Ações a realizar:
1. Responda com base no texto sobre caminhar pela cidade:
(a) A que profundidade abaixo das solas dos pés se refere a pergunta repetida no texto?
(b) Em que mês e ano se iniciam os trabalhos do Atelier de Observação Orgânica?
(c) Que publicação relança hoje essas perguntas como um convite atualizado?
2. Reproduza, no texto sobre caminhar pela cidade, o trecho que vai de "Ou você só anda" até "março de 2016.".
3. Retome o texto sobre caminhar pela cidade, por favor, a partir do ponto em que ele termina.

Alamanaque de Observação Orgânica – Para tempos fatais: Você sabe o que existe 30 cm abaixo das solas dos seus pés?

Você sabe o que existe 30 cm abaixo das solas dos seus pés?

Você já se observou caminhando?  

Você presta atenção aos movimentos que seu corpo faz quando se desloca de um lugar ao outro da cidade a pé? 

Você observa  e registra as sensações táteis,  sente os cheiros que cruzam seu caminho ? Sente o contato do seu corpo com o ar?

Calça sapatos, chinelos, meias? 

Anda descalça?

Sente o contato das solas dos pés com o chão?

Sente as variações no terreno?  

Em que velocidade você normalmente caminha? 

Essa velocidade varia de acordo com o contexto? Você caminha olhando para frente, para os lados, pra baixo?

Enquanto caminha, sua cabeça está sobre o pescoço ? 

E seus olhos, estão em sua órbitas?

Você tropeça com frequência? 

Já caiu no meio da rua?

Conhece as variações de calçamentos, cascalhos, basaltos, asfalto,  os barrancos, areões, terrenos baldios, bueiros, becos, bibocas?

E como se orienta no espaço urbano?  

Costuma se perder? 

Ou você só anda pelos lugares que já conhece? 

Você evita percursos e territórios desconhecidos ?

Para chegar a regiões em que nunca esteve, você usa mapas, GPS, pede informações aos passantes?

Você sabe o que existe 30 cm abaixo das solas dos seus pés?

São essas  e outras corredeiras de perguntas de meio-fio que o Almanaque  de Observação Orgânica relança hoje como um convite atualizado a experimentarmos a cidade como prática ética e estética. E são essas mesmas perguntas e práticas que estão na base  do que veio a se tornar o Atelier de Observação Orgânica, cujos trabalhos se iniciam em março de 2016.

Material de estudo:
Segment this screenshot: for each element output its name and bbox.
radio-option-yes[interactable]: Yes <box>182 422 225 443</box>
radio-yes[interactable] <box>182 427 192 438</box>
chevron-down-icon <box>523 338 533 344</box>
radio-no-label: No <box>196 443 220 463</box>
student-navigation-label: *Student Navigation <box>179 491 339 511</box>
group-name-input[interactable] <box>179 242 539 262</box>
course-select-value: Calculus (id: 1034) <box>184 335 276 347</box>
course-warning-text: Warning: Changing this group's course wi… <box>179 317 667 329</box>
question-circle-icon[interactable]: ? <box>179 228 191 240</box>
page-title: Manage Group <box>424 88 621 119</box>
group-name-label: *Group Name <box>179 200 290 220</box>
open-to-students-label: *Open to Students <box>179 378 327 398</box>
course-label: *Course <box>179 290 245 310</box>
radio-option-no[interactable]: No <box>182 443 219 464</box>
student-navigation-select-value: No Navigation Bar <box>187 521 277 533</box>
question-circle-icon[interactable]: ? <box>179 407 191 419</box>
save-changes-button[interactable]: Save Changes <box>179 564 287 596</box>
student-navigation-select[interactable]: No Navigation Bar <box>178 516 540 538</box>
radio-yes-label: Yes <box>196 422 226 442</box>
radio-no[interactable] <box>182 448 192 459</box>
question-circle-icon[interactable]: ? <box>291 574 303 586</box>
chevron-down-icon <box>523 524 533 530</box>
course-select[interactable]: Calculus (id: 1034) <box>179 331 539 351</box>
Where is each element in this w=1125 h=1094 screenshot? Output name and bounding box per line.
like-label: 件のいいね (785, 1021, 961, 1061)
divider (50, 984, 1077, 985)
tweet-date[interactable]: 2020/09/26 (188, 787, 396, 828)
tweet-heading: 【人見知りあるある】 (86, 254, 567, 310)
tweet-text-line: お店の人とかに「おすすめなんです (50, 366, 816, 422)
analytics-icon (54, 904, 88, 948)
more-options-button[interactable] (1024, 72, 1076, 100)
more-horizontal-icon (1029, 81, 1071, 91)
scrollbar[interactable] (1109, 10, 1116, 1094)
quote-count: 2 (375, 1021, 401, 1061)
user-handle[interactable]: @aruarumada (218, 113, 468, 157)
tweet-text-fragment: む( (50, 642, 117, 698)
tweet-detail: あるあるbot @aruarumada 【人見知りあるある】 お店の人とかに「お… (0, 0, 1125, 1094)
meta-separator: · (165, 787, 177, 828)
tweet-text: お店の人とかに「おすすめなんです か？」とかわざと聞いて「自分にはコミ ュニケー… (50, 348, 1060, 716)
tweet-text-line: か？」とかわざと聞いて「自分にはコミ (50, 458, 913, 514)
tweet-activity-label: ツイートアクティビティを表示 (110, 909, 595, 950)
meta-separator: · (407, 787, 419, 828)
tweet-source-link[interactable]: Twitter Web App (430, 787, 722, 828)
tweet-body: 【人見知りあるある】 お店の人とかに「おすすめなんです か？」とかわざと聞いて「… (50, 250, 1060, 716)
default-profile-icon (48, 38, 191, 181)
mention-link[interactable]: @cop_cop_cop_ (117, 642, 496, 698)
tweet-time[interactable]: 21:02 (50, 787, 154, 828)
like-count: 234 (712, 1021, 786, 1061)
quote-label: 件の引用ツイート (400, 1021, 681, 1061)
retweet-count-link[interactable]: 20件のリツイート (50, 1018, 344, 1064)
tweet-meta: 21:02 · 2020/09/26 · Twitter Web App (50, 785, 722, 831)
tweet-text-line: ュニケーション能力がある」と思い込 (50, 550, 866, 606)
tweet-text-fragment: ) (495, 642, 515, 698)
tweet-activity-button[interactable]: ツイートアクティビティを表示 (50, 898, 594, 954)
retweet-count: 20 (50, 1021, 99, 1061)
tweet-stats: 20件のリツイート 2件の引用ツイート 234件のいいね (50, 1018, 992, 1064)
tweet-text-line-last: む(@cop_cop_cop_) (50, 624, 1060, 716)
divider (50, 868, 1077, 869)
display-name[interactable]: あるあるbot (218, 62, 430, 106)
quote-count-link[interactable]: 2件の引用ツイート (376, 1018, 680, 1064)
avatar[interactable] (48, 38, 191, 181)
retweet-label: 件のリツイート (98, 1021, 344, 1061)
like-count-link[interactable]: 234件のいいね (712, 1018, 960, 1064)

Respostas às tarefas:
1.
(a) 30 cm abaixo das solas dos pés.
(b) Em março de 2016.
(c) O Almanaque de Observação Orgânica.

2.
Ou você só anda pelos lugares que já conhece? 

Você evita percursos e territórios desconhecidos ?

Para chegar a regiões em que nunca esteve, você usa mapas, GPS, pede informações aos passantes?

Você sabe o que existe 30 cm abaixo das solas dos seus pés?

São essas  e outras corredeiras de perguntas de meio-fio que o Almanaque  de Observação Orgânica relança hoje como um convite atualizado a experimentarmos a cidade como prática ética e estética. E são essas mesmas perguntas e práticas que estão na base  do que veio a se tornar o Atelier de Observação Orgânica, cujos trabalhos se iniciam em março de 2016.

3.
“Essa história começa ao rés do chão, com passos. São eles o número, mas um número que não constitui uma série. Não se pode contá-lo, porque cada uma de suas unidades é algo qualitativo: um estilo de apreensão táctil de apropriação cinésica. Sua agitação é um inumerável de singularidades. Os jogos dos passos moldam espaços. Tecem os lugares. Sob esse ponto de vista, as motricidades dos pedestres formam um desses “sistemas reais cuja existência faz efetivamente a cidade”, mas “não tem nenhum receptáculo físico(…)”

(CERTEAU, Michel de. A invenção do cotidiano. Petrópolis: Editora Vozes, 1998.p. 176 )

O que hoje chamamos de Atelier de Observação Orgânica teve sua  origem no Curso das Inquietações  e na oficina Contar e Escutar no espaço urbano, coordenadas por mim, Ana Flávia Baldisserotto, no Atelier Livre Xico Stockinger da Prefeitura de Porto Alegre entre 2007 e 2015, consecutivamente. Acompanhados dos praticantes da errância urbana, leitores de Walter Benjamin, dos surrealistas, situacionistas, dos artistas e urbanistas caminhantes, abrimos espaços no corpo do pensamento colocando o corpo a mover-se no corpo da cidade.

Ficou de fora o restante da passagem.